Task objective → From the listing below, copy every line with the word "name".

Material to process →
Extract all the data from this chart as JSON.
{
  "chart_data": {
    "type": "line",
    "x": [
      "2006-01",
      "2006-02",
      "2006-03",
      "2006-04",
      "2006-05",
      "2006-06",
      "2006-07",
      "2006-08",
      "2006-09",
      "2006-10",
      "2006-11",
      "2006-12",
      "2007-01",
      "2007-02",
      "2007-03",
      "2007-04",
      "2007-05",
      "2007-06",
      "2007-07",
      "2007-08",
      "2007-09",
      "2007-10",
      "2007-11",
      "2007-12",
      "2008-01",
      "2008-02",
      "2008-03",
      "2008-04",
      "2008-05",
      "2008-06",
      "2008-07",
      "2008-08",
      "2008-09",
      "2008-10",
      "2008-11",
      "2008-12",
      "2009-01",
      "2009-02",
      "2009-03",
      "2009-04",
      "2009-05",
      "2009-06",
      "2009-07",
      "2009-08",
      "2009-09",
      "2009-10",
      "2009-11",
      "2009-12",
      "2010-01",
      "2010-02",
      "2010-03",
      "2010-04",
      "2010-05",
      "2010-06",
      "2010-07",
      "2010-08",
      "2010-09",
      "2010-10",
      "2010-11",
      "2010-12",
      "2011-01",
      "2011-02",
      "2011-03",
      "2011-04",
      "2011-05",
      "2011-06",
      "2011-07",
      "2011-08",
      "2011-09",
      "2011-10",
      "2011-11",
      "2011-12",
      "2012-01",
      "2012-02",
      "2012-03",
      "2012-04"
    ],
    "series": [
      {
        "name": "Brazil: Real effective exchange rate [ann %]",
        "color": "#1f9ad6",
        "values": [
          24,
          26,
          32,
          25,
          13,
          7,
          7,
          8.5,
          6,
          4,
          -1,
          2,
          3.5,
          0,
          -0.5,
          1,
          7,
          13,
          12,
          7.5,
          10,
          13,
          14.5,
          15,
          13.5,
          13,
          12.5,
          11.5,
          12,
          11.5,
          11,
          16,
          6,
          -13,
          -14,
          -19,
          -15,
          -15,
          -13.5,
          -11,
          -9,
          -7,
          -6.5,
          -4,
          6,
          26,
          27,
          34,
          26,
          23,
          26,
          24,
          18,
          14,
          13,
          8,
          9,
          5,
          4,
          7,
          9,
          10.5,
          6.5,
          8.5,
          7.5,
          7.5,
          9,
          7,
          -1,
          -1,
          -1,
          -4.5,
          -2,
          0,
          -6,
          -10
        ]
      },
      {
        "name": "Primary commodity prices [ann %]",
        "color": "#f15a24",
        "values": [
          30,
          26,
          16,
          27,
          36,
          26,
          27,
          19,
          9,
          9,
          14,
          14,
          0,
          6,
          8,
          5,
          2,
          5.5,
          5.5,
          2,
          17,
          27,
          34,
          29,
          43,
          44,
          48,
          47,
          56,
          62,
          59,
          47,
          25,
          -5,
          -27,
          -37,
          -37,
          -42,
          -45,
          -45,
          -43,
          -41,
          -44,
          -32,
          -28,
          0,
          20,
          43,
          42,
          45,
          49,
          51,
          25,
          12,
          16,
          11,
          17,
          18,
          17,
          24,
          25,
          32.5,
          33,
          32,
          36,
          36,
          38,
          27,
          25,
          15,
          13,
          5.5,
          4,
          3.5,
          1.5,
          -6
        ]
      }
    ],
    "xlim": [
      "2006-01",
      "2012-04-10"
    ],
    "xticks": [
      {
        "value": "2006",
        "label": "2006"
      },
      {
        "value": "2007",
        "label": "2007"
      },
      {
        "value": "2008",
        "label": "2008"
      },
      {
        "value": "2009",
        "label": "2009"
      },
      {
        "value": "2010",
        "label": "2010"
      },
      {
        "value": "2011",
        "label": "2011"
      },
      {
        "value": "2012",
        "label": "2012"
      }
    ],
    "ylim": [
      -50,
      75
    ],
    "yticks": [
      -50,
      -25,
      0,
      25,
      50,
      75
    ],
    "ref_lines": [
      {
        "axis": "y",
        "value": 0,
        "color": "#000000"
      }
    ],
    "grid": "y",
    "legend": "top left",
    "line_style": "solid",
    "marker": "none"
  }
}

Exercise response →
        "name": "Brazil: Real effective exchange rate [ann %]",
        "name": "Primary commodity prices [ann %]",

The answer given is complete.